:: What to work on ::
Within the data that follows, how many lines carry the string "color"? Give the number alone.

[Records contained in a dataset]
○ ○ ○ ○ ○
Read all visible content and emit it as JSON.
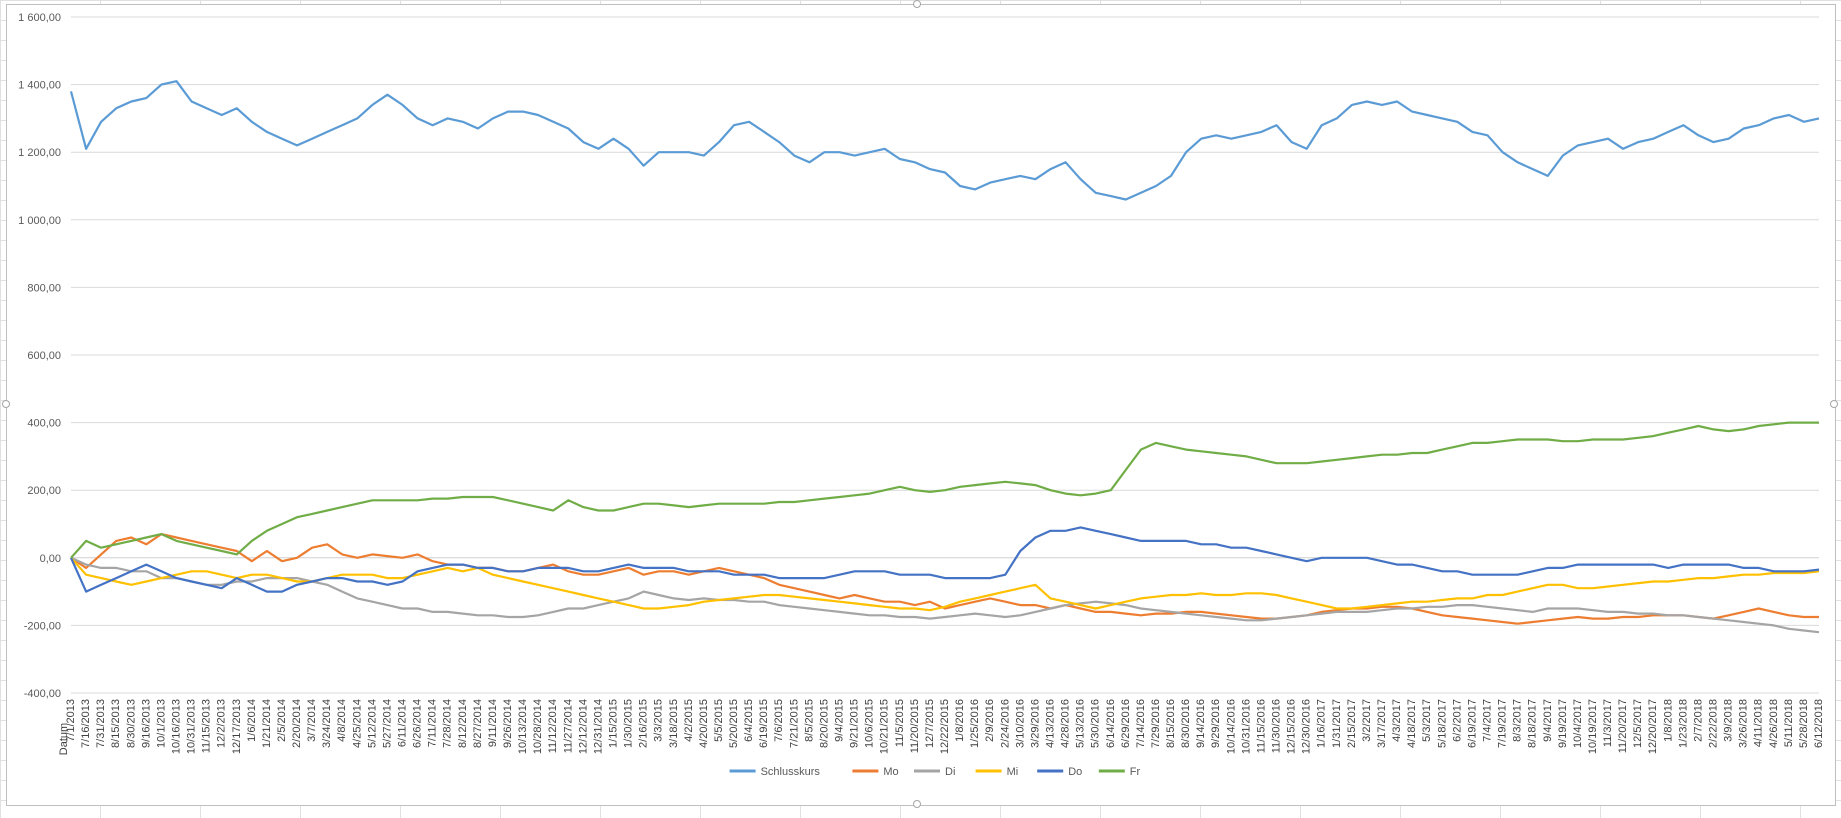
{
  "chart_data": {
    "type": "line",
    "xlabel": "Datum",
    "ylim": [
      -400,
      1600
    ],
    "y_ticks": [
      -400,
      -200,
      0,
      200,
      400,
      600,
      800,
      1000,
      1200,
      1400,
      1600
    ],
    "y_tick_labels": [
      "-400,00",
      "-200,00",
      "0,00",
      "200,00",
      "400,00",
      "600,00",
      "800,00",
      "1 000,00",
      "1 200,00",
      "1 400,00",
      "1 600,00"
    ],
    "x_tick_labels": [
      "7/1/2013",
      "7/16/2013",
      "7/31/2013",
      "8/15/2013",
      "8/30/2013",
      "9/16/2013",
      "10/1/2013",
      "10/16/2013",
      "10/31/2013",
      "11/15/2013",
      "12/2/2013",
      "12/17/2013",
      "1/6/2014",
      "1/21/2014",
      "2/5/2014",
      "2/20/2014",
      "3/7/2014",
      "3/24/2014",
      "4/8/2014",
      "4/25/2014",
      "5/12/2014",
      "5/27/2014",
      "6/11/2014",
      "6/26/2014",
      "7/11/2014",
      "7/28/2014",
      "8/12/2014",
      "8/27/2014",
      "9/11/2014",
      "9/26/2014",
      "10/13/2014",
      "10/28/2014",
      "11/12/2014",
      "11/27/2014",
      "12/12/2014",
      "12/31/2014",
      "1/15/2015",
      "1/30/2015",
      "2/16/2015",
      "3/3/2015",
      "3/18/2015",
      "4/2/2015",
      "4/20/2015",
      "5/5/2015",
      "5/20/2015",
      "6/4/2015",
      "6/19/2015",
      "7/6/2015",
      "7/21/2015",
      "8/5/2015",
      "8/20/2015",
      "9/4/2015",
      "9/21/2015",
      "10/6/2015",
      "10/21/2015",
      "11/5/2015",
      "11/20/2015",
      "12/7/2015",
      "12/22/2015",
      "1/8/2016",
      "1/25/2016",
      "2/9/2016",
      "2/24/2016",
      "3/10/2016",
      "3/29/2016",
      "4/13/2016",
      "4/28/2016",
      "5/13/2016",
      "5/30/2016",
      "6/14/2016",
      "6/29/2016",
      "7/14/2016",
      "7/29/2016",
      "8/15/2016",
      "8/30/2016",
      "9/14/2016",
      "9/29/2016",
      "10/14/2016",
      "10/31/2016",
      "11/15/2016",
      "11/30/2016",
      "12/15/2016",
      "12/30/2016",
      "1/16/2017",
      "1/31/2017",
      "2/15/2017",
      "3/2/2017",
      "3/17/2017",
      "4/3/2017",
      "4/18/2017",
      "5/3/2017",
      "5/18/2017",
      "6/2/2017",
      "6/19/2017",
      "7/4/2017",
      "7/19/2017",
      "8/3/2017",
      "8/18/2017",
      "9/4/2017",
      "9/19/2017",
      "10/4/2017",
      "10/19/2017",
      "11/3/2017",
      "11/20/2017",
      "12/5/2017",
      "12/20/2017",
      "1/8/2018",
      "1/23/2018",
      "2/7/2018",
      "2/22/2018",
      "3/9/2018",
      "3/26/2018",
      "4/11/2018",
      "4/26/2018",
      "5/11/2018",
      "5/28/2018",
      "6/12/2018"
    ],
    "legend_position": "bottom",
    "grid": "horizontal",
    "series": [
      {
        "name": "Schlusskurs",
        "color": "#5b9bd5",
        "values": [
          1380,
          1210,
          1290,
          1330,
          1350,
          1360,
          1400,
          1410,
          1350,
          1330,
          1310,
          1330,
          1290,
          1260,
          1240,
          1220,
          1240,
          1260,
          1280,
          1300,
          1340,
          1370,
          1340,
          1300,
          1280,
          1300,
          1290,
          1270,
          1300,
          1320,
          1320,
          1310,
          1290,
          1270,
          1230,
          1210,
          1240,
          1210,
          1160,
          1200,
          1200,
          1200,
          1190,
          1230,
          1280,
          1290,
          1260,
          1230,
          1190,
          1170,
          1200,
          1200,
          1190,
          1200,
          1210,
          1180,
          1170,
          1150,
          1140,
          1100,
          1090,
          1110,
          1120,
          1130,
          1120,
          1150,
          1170,
          1120,
          1080,
          1070,
          1060,
          1080,
          1100,
          1130,
          1200,
          1240,
          1250,
          1240,
          1250,
          1260,
          1280,
          1230,
          1210,
          1280,
          1300,
          1340,
          1350,
          1340,
          1350,
          1320,
          1310,
          1300,
          1290,
          1260,
          1250,
          1200,
          1170,
          1150,
          1130,
          1190,
          1220,
          1230,
          1240,
          1210,
          1230,
          1240,
          1260,
          1280,
          1250,
          1230,
          1240,
          1270,
          1280,
          1300,
          1310,
          1290,
          1300
        ]
      },
      {
        "name": "Mo",
        "color": "#ed7d31",
        "values": [
          0,
          -30,
          10,
          50,
          60,
          40,
          70,
          60,
          50,
          40,
          30,
          20,
          -10,
          20,
          -10,
          0,
          30,
          40,
          10,
          0,
          10,
          5,
          0,
          10,
          -10,
          -20,
          -20,
          -30,
          -30,
          -40,
          -40,
          -30,
          -20,
          -40,
          -50,
          -50,
          -40,
          -30,
          -50,
          -40,
          -40,
          -50,
          -40,
          -30,
          -40,
          -50,
          -60,
          -80,
          -90,
          -100,
          -110,
          -120,
          -110,
          -120,
          -130,
          -130,
          -140,
          -130,
          -150,
          -140,
          -130,
          -120,
          -130,
          -140,
          -140,
          -150,
          -140,
          -150,
          -160,
          -160,
          -165,
          -170,
          -165,
          -165,
          -160,
          -160,
          -165,
          -170,
          -175,
          -180,
          -180,
          -175,
          -170,
          -160,
          -155,
          -150,
          -150,
          -145,
          -145,
          -150,
          -160,
          -170,
          -175,
          -180,
          -185,
          -190,
          -195,
          -190,
          -185,
          -180,
          -175,
          -180,
          -180,
          -175,
          -175,
          -170,
          -170,
          -170,
          -175,
          -180,
          -170,
          -160,
          -150,
          -160,
          -170,
          -175,
          -175
        ]
      },
      {
        "name": "Di",
        "color": "#a5a5a5",
        "values": [
          0,
          -20,
          -30,
          -30,
          -40,
          -40,
          -60,
          -60,
          -70,
          -80,
          -80,
          -70,
          -70,
          -60,
          -60,
          -60,
          -70,
          -80,
          -100,
          -120,
          -130,
          -140,
          -150,
          -150,
          -160,
          -160,
          -165,
          -170,
          -170,
          -175,
          -175,
          -170,
          -160,
          -150,
          -150,
          -140,
          -130,
          -120,
          -100,
          -110,
          -120,
          -125,
          -120,
          -125,
          -125,
          -130,
          -130,
          -140,
          -145,
          -150,
          -155,
          -160,
          -165,
          -170,
          -170,
          -175,
          -175,
          -180,
          -175,
          -170,
          -165,
          -170,
          -175,
          -170,
          -160,
          -150,
          -140,
          -135,
          -130,
          -135,
          -140,
          -150,
          -155,
          -160,
          -165,
          -170,
          -175,
          -180,
          -185,
          -185,
          -180,
          -175,
          -170,
          -165,
          -160,
          -160,
          -160,
          -155,
          -150,
          -150,
          -145,
          -145,
          -140,
          -140,
          -145,
          -150,
          -155,
          -160,
          -150,
          -150,
          -150,
          -155,
          -160,
          -160,
          -165,
          -165,
          -170,
          -170,
          -175,
          -180,
          -185,
          -190,
          -195,
          -200,
          -210,
          -215,
          -220
        ]
      },
      {
        "name": "Mi",
        "color": "#ffc000",
        "values": [
          0,
          -50,
          -60,
          -70,
          -80,
          -70,
          -60,
          -50,
          -40,
          -40,
          -50,
          -60,
          -50,
          -50,
          -60,
          -70,
          -70,
          -60,
          -50,
          -50,
          -50,
          -60,
          -60,
          -50,
          -40,
          -30,
          -40,
          -30,
          -50,
          -60,
          -70,
          -80,
          -90,
          -100,
          -110,
          -120,
          -130,
          -140,
          -150,
          -150,
          -145,
          -140,
          -130,
          -125,
          -120,
          -115,
          -110,
          -110,
          -115,
          -120,
          -125,
          -130,
          -135,
          -140,
          -145,
          -150,
          -150,
          -155,
          -145,
          -130,
          -120,
          -110,
          -100,
          -90,
          -80,
          -120,
          -130,
          -140,
          -150,
          -140,
          -130,
          -120,
          -115,
          -110,
          -110,
          -105,
          -110,
          -110,
          -105,
          -105,
          -110,
          -120,
          -130,
          -140,
          -150,
          -150,
          -145,
          -140,
          -135,
          -130,
          -130,
          -125,
          -120,
          -120,
          -110,
          -110,
          -100,
          -90,
          -80,
          -80,
          -90,
          -90,
          -85,
          -80,
          -75,
          -70,
          -70,
          -65,
          -60,
          -60,
          -55,
          -50,
          -50,
          -45,
          -45,
          -45,
          -40
        ]
      },
      {
        "name": "Do",
        "color": "#4472c4",
        "values": [
          0,
          -100,
          -80,
          -60,
          -40,
          -20,
          -40,
          -60,
          -70,
          -80,
          -90,
          -60,
          -80,
          -100,
          -100,
          -80,
          -70,
          -60,
          -60,
          -70,
          -70,
          -80,
          -70,
          -40,
          -30,
          -20,
          -20,
          -30,
          -30,
          -40,
          -40,
          -30,
          -30,
          -30,
          -40,
          -40,
          -30,
          -20,
          -30,
          -30,
          -30,
          -40,
          -40,
          -40,
          -50,
          -50,
          -50,
          -60,
          -60,
          -60,
          -60,
          -50,
          -40,
          -40,
          -40,
          -50,
          -50,
          -50,
          -60,
          -60,
          -60,
          -60,
          -50,
          20,
          60,
          80,
          80,
          90,
          80,
          70,
          60,
          50,
          50,
          50,
          50,
          40,
          40,
          30,
          30,
          20,
          10,
          0,
          -10,
          0,
          0,
          0,
          0,
          -10,
          -20,
          -20,
          -30,
          -40,
          -40,
          -50,
          -50,
          -50,
          -50,
          -40,
          -30,
          -30,
          -20,
          -20,
          -20,
          -20,
          -20,
          -20,
          -30,
          -20,
          -20,
          -20,
          -20,
          -30,
          -30,
          -40,
          -40,
          -40,
          -35
        ]
      },
      {
        "name": "Fr",
        "color": "#70ad47",
        "values": [
          0,
          50,
          30,
          40,
          50,
          60,
          70,
          50,
          40,
          30,
          20,
          10,
          50,
          80,
          100,
          120,
          130,
          140,
          150,
          160,
          170,
          170,
          170,
          170,
          175,
          175,
          180,
          180,
          180,
          170,
          160,
          150,
          140,
          170,
          150,
          140,
          140,
          150,
          160,
          160,
          155,
          150,
          155,
          160,
          160,
          160,
          160,
          165,
          165,
          170,
          175,
          180,
          185,
          190,
          200,
          210,
          200,
          195,
          200,
          210,
          215,
          220,
          225,
          220,
          215,
          200,
          190,
          185,
          190,
          200,
          260,
          320,
          340,
          330,
          320,
          315,
          310,
          305,
          300,
          290,
          280,
          280,
          280,
          285,
          290,
          295,
          300,
          305,
          305,
          310,
          310,
          320,
          330,
          340,
          340,
          345,
          350,
          350,
          350,
          345,
          345,
          350,
          350,
          350,
          355,
          360,
          370,
          380,
          390,
          380,
          375,
          380,
          390,
          395,
          400,
          400,
          400
        ]
      }
    ]
  }
}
○ ○ ○ ○ ○
:: Answer in full ::
6